_Exercise description_:
Write the data out again, exactly as given.

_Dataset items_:
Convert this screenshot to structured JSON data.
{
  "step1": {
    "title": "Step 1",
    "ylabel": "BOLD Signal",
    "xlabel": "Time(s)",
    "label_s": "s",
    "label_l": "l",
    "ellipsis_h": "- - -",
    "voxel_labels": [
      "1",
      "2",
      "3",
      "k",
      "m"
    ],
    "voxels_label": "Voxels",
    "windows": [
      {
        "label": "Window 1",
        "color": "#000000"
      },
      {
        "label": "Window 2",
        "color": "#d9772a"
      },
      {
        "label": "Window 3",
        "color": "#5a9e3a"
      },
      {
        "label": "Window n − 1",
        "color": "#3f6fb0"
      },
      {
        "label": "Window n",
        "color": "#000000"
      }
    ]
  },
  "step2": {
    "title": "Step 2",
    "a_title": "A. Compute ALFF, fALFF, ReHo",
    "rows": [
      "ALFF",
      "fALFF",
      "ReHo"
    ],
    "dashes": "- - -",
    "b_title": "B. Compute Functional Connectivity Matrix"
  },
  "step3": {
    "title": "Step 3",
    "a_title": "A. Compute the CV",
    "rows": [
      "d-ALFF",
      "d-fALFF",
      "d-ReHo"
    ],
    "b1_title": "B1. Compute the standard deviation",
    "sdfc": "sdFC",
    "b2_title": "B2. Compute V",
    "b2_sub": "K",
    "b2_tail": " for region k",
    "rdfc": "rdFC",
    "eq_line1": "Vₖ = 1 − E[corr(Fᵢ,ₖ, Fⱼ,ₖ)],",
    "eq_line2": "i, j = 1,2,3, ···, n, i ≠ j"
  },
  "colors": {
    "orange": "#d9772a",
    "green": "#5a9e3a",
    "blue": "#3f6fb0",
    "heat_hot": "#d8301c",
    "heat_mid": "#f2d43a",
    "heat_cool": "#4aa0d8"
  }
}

_Answer to this exercise_:
Convert this screenshot to structured JSON data.
{
  "step1": {
    "title": "Step 1",
    "ylabel": "BOLD Signal",
    "xlabel": "Time(s)",
    "label_s": "s",
    "label_l": "l",
    "ellipsis_h": "- - -",
    "voxel_labels": [
      "1",
      "2",
      "3",
      "k",
      "m"
    ],
    "voxels_label": "Voxels",
    "windows": [
      {
        "label": "Window 1",
        "color": "#000000"
      },
      {
        "label": "Window 2",
        "color": "#d9772a"
      },
      {
        "label": "Window 3",
        "color": "#5a9e3a"
      },
      {
        "label": "Window n − 1",
        "color": "#3f6fb0"
      },
      {
        "label": "Window n",
        "color": "#000000"
      }
    ]
  },
  "step2": {
    "title": "Step 2",
    "a_title": "A. Compute ALFF, fALFF, ReHo",
    "rows": [
      "ALFF",
      "fALFF",
      "ReHo"
    ],
    "dashes": "- - -",
    "b_title": "B. Compute Functional Connectivity Matrix"
  },
  "step3": {
    "title": "Step 3",
    "a_title": "A. Compute the CV",
    "rows": [
      "d-ALFF",
      "d-fALFF",
      "d-ReHo"
    ],
    "b1_title": "B1. Compute the standard deviation",
    "sdfc": "sdFC",
    "b2_title": "B2. Compute V",
    "b2_sub": "K",
    "b2_tail": " for region k",
    "rdfc": "rdFC",
    "eq_line1": "Vₖ = 1 − E[corr(Fᵢ,ₖ, Fⱼ,ₖ)],",
    "eq_line2": "i, j = 1,2,3, ···, n, i ≠ j"
  },
  "colors": {
    "orange": "#d9772a",
    "green": "#5a9e3a",
    "blue": "#3f6fb0",
    "heat_hot": "#d8301c",
    "heat_mid": "#f2d43a",
    "heat_cool": "#4aa0d8"
  }
}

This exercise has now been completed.